TASK INSTRUCTIONS >> Using the entries that follow, collect the lines where the word "φωτιὰ" appears.

Some records >>
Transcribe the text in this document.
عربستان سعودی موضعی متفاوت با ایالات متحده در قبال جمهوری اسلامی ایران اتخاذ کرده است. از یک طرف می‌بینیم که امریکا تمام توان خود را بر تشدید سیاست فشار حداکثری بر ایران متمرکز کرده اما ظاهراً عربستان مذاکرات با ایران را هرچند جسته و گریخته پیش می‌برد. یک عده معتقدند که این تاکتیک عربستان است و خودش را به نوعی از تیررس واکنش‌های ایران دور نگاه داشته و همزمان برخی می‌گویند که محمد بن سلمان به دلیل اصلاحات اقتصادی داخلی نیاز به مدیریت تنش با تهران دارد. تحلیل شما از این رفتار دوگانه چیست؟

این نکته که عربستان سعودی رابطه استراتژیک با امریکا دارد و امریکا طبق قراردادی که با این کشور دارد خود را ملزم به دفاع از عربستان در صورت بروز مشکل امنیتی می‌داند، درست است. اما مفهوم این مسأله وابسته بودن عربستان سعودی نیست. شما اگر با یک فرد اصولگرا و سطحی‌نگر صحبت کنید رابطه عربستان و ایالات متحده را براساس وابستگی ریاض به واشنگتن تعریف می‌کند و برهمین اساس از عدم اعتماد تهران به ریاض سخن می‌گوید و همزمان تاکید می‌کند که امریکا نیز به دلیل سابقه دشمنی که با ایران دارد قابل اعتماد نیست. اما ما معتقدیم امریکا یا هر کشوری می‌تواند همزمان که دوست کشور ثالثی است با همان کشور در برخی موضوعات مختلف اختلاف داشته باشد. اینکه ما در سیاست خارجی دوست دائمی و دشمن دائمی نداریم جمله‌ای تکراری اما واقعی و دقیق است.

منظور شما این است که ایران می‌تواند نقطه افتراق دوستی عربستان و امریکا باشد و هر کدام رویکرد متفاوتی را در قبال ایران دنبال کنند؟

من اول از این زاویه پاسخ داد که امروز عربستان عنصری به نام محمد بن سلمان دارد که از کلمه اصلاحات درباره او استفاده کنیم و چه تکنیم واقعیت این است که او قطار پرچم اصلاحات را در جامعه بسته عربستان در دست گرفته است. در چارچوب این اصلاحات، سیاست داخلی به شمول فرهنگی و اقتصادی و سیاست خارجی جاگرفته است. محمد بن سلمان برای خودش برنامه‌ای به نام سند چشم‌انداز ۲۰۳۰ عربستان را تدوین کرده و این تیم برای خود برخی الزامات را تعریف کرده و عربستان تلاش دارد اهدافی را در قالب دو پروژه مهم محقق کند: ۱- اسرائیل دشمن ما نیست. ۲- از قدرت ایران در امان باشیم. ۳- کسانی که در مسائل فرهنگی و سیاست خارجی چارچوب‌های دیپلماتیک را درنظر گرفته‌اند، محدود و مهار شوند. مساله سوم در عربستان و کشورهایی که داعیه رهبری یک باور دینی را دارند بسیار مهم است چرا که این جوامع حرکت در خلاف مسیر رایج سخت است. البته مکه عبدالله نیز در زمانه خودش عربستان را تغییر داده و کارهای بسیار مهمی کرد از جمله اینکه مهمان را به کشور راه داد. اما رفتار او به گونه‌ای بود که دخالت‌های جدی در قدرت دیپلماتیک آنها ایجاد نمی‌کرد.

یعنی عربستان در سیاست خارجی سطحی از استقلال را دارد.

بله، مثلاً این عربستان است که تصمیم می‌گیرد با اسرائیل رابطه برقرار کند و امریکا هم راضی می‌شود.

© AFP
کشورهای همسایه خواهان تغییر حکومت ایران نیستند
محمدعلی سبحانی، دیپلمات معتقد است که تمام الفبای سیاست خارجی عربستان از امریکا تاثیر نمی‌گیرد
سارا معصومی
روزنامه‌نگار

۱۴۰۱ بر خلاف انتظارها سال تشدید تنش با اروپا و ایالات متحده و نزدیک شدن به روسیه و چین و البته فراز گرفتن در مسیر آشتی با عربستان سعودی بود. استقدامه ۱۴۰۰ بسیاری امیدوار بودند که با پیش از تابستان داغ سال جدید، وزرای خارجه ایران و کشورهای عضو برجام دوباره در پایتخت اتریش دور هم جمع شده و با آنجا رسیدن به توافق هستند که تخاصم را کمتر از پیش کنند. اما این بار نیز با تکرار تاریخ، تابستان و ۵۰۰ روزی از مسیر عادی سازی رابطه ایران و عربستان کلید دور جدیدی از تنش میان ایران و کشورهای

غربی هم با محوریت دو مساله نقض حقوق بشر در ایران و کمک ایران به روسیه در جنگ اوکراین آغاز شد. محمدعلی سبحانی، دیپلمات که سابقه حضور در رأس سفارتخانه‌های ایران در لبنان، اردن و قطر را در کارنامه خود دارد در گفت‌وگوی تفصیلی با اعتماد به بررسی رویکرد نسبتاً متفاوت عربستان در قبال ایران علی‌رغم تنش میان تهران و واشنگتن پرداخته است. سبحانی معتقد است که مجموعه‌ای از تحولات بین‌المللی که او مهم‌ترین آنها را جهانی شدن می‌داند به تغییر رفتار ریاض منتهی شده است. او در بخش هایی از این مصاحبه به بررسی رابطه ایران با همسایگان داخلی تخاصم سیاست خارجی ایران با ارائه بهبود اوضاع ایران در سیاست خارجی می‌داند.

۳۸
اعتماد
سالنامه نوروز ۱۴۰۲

* * *

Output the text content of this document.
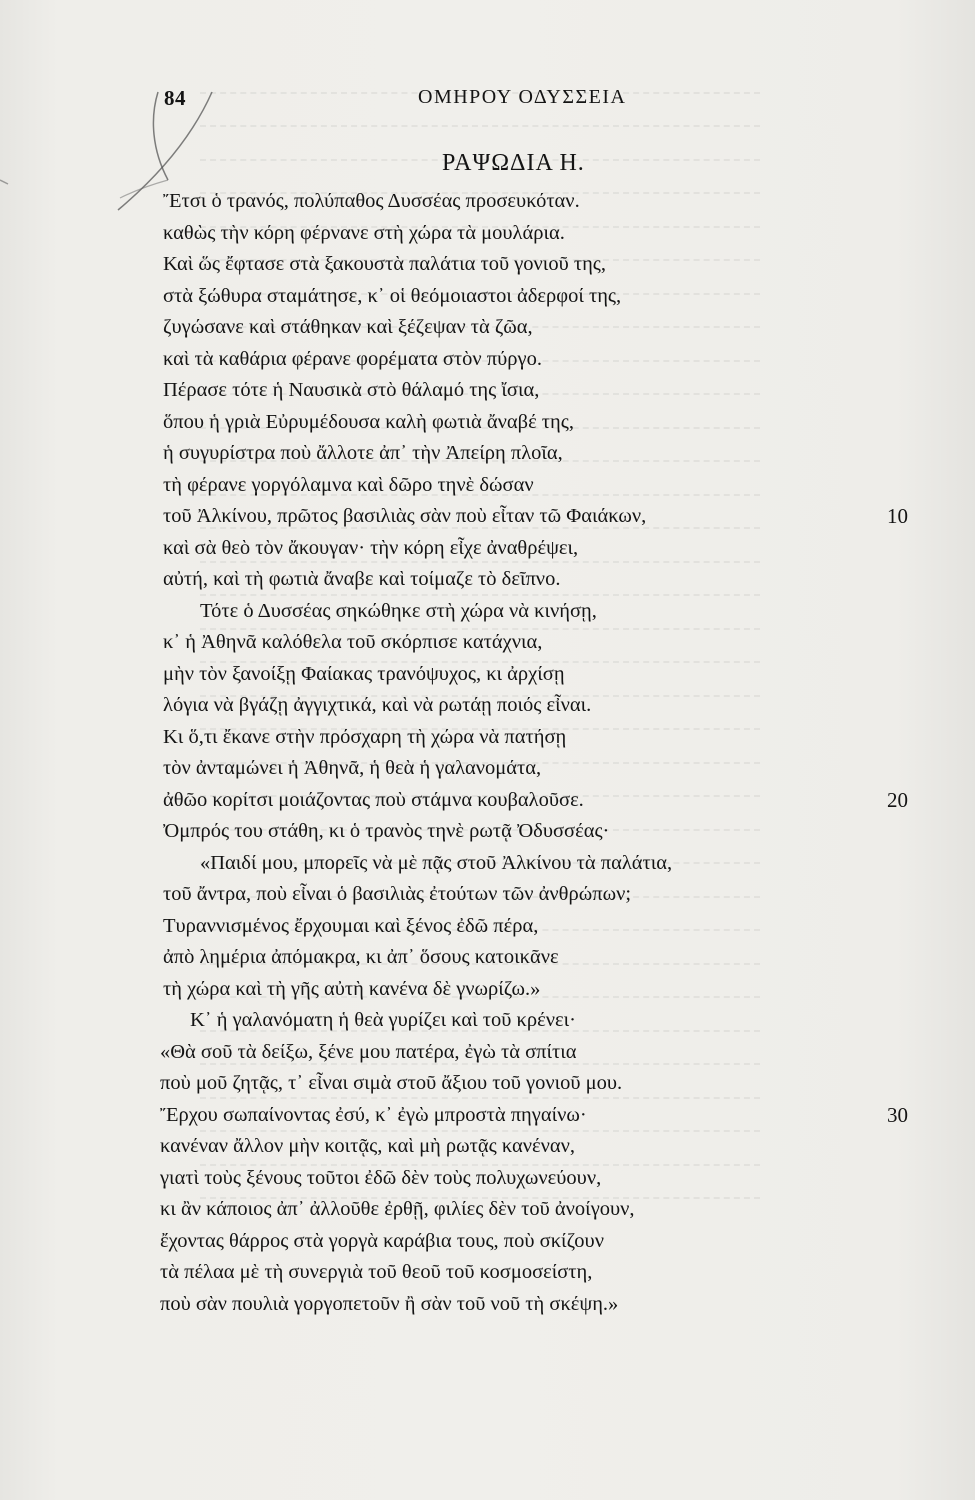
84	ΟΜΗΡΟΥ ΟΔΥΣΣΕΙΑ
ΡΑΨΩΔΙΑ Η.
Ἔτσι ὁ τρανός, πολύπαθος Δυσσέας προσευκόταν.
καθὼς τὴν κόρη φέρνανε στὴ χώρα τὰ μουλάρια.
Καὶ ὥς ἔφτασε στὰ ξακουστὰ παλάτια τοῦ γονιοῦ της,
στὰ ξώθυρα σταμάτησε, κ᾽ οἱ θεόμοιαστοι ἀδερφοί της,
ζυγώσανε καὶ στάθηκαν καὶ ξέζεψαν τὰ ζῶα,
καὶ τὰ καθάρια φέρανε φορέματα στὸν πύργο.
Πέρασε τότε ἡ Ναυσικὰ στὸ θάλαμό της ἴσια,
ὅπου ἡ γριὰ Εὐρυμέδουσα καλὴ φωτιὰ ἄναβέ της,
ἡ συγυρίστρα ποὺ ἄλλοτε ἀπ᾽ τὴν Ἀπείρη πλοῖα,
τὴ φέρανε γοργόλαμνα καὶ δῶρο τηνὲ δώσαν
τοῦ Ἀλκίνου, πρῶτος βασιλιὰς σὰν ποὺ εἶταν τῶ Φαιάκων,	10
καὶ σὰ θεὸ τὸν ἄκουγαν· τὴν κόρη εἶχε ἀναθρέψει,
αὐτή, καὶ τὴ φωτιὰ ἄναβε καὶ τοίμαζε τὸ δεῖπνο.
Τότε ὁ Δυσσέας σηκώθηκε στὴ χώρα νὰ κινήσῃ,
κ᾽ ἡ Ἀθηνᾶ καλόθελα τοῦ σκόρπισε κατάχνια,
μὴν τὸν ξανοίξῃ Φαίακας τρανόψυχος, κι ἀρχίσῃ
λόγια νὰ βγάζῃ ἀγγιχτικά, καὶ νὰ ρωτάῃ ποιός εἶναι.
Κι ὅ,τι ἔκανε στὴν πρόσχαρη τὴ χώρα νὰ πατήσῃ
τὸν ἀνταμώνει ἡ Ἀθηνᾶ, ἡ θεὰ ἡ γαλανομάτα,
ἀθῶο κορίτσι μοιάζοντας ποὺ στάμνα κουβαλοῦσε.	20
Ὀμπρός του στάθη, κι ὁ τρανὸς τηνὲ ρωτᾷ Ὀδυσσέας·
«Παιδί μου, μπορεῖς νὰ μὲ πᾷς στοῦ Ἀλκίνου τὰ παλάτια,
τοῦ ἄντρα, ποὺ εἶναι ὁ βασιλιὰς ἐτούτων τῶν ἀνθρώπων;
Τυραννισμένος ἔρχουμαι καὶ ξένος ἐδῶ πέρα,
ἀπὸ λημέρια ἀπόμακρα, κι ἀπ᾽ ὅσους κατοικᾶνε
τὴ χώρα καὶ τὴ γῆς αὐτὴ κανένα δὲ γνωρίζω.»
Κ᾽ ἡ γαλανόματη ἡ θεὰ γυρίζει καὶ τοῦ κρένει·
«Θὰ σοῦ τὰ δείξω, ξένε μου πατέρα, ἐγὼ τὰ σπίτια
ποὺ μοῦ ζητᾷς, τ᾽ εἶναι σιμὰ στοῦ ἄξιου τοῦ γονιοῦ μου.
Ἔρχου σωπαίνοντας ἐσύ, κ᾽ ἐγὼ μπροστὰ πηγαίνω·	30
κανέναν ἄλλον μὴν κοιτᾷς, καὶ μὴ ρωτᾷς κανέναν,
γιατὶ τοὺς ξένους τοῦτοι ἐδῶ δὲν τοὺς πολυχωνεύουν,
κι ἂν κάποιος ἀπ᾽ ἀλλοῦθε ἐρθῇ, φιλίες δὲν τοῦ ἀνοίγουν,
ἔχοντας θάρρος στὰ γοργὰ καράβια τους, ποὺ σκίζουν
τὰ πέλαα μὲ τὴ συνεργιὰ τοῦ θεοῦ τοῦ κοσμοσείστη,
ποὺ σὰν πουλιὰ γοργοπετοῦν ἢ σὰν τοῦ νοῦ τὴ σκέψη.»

==

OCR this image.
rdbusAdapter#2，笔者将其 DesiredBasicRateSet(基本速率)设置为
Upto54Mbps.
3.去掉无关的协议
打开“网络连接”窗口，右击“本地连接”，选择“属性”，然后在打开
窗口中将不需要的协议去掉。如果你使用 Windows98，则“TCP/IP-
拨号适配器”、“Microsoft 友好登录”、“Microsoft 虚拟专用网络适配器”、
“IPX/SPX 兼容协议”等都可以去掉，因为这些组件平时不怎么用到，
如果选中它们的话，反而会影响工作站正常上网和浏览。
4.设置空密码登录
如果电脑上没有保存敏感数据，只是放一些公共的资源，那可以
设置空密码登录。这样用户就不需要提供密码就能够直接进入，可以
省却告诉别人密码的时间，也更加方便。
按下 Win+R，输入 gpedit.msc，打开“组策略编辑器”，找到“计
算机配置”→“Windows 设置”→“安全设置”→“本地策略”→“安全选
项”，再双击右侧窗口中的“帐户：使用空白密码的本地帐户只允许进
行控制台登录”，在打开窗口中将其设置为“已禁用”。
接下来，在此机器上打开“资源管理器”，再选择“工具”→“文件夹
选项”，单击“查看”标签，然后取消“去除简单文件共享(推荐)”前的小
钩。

TASK RESPONSE >>
ὅπου ἡ γριὰ Εὐρυμέδουσα καλὴ φωτιὰ ἄναβέ της,
αὐτή, καὶ τὴ φωτιὰ ἄναβε καὶ τοίμαζε τὸ δεῖπνο.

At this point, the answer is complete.